# THE REQUEST
Output all the material that follows, exactly as given.

# RECORD SET
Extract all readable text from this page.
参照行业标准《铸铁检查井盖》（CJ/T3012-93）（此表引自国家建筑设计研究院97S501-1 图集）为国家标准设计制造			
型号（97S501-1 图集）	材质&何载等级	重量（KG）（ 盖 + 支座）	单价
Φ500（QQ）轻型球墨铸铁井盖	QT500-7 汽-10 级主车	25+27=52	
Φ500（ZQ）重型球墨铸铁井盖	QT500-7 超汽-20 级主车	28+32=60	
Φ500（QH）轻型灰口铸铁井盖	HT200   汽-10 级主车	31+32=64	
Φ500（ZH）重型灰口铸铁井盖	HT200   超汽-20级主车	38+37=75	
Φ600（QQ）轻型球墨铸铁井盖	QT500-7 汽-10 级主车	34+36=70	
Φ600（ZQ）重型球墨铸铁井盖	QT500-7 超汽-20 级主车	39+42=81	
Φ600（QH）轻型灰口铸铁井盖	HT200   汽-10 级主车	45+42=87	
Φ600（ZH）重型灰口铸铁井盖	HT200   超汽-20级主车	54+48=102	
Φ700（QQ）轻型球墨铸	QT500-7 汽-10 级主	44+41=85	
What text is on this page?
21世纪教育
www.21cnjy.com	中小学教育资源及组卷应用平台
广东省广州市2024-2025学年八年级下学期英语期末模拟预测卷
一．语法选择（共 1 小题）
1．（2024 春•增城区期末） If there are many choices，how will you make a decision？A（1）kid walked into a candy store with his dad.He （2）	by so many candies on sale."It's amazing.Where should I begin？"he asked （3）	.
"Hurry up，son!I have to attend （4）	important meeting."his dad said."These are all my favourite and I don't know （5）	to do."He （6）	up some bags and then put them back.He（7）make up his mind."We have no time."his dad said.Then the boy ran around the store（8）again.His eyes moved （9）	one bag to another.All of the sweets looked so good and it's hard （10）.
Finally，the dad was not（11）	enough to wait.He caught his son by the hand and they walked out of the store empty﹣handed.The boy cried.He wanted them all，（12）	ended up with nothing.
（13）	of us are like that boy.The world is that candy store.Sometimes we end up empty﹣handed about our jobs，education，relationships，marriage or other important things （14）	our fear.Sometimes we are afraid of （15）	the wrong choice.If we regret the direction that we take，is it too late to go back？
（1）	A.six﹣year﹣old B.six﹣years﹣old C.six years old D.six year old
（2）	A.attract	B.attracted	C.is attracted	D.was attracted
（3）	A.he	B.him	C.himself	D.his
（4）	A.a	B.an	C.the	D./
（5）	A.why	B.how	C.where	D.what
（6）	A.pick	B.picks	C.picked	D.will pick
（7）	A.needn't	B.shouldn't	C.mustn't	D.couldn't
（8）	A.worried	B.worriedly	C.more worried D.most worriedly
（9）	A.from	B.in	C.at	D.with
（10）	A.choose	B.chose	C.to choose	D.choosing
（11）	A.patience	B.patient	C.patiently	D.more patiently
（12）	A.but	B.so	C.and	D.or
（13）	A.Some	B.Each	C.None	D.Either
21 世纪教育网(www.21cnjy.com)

# SOLUTION TO THE EXERCISE
Extract all readable text from this page.
参照行业标准《铸铁检查井盖》（CJ/T3012-93）（此表引自国家建筑设计研究院97S501-1 图集）为国家标准设计制造			
型号（97S501-1 图集）	材质&何载等级	重量（KG）（ 盖 + 支座）	单价
Φ500（QQ）轻型球墨铸铁井盖	QT500-7 汽-10 级主车	25+27=52	
Φ500（ZQ）重型球墨铸铁井盖	QT500-7 超汽-20 级主车	28+32=60	
Φ500（QH）轻型灰口铸铁井盖	HT200   汽-10 级主车	31+32=64	
Φ500（ZH）重型灰口铸铁井盖	HT200   超汽-20级主车	38+37=75	
Φ600（QQ）轻型球墨铸铁井盖	QT500-7 汽-10 级主车	34+36=70	
Φ600（ZQ）重型球墨铸铁井盖	QT500-7 超汽-20 级主车	39+42=81	
Φ600（QH）轻型灰口铸铁井盖	HT200   汽-10 级主车	45+42=87	
Φ600（ZH）重型灰口铸铁井盖	HT200   超汽-20级主车	54+48=102	
Φ700（QQ）轻型球墨铸	QT500-7 汽-10 级主	44+41=85	
What text is on this page?
21世纪教育
www.21cnjy.com	中小学教育资源及组卷应用平台
广东省广州市2024-2025学年八年级下学期英语期末模拟预测卷
一．语法选择（共 1 小题）
1．（2024 春•增城区期末） If there are many choices，how will you make a decision？A（1）kid walked into a candy store with his dad.He （2）	by so many candies on sale."It's amazing.Where should I begin？"he asked （3）	.
"Hurry up，son!I have to attend （4）	important meeting."his dad said."These are all my favourite and I don't know （5）	to do."He （6）	up some bags and then put them back.He（7）make up his mind."We have no time."his dad said.Then the boy ran around the store（8）again.His eyes moved （9）	one bag to another.All of the sweets looked so good and it's hard （10）.
Finally，the dad was not（11）	enough to wait.He caught his son by the hand and they walked out of the store empty﹣handed.The boy cried.He wanted them all，（12）	ended up with nothing.
（13）	of us are like that boy.The world is that candy store.Sometimes we end up empty﹣handed about our jobs，education，relationships，marriage or other important things （14）	our fear.Sometimes we are afraid of （15）	the wrong choice.If we regret the direction that we take，is it too late to go back？
（1）	A.six﹣year﹣old B.six﹣years﹣old C.six years old D.six year old
（2）	A.attract	B.attracted	C.is attracted	D.was attracted
（3）	A.he	B.him	C.himself	D.his
（4）	A.a	B.an	C.the	D./
（5）	A.why	B.how	C.where	D.what
（6）	A.pick	B.picks	C.picked	D.will pick
（7）	A.needn't	B.shouldn't	C.mustn't	D.couldn't
（8）	A.worried	B.worriedly	C.more worried D.most worriedly
（9）	A.from	B.in	C.at	D.with
（10）	A.choose	B.chose	C.to choose	D.choosing
（11）	A.patience	B.patient	C.patiently	D.more patiently
（12）	A.but	B.so	C.and	D.or
（13）	A.Some	B.Each	C.None	D.Either
21 世纪教育网(www.21cnjy.com)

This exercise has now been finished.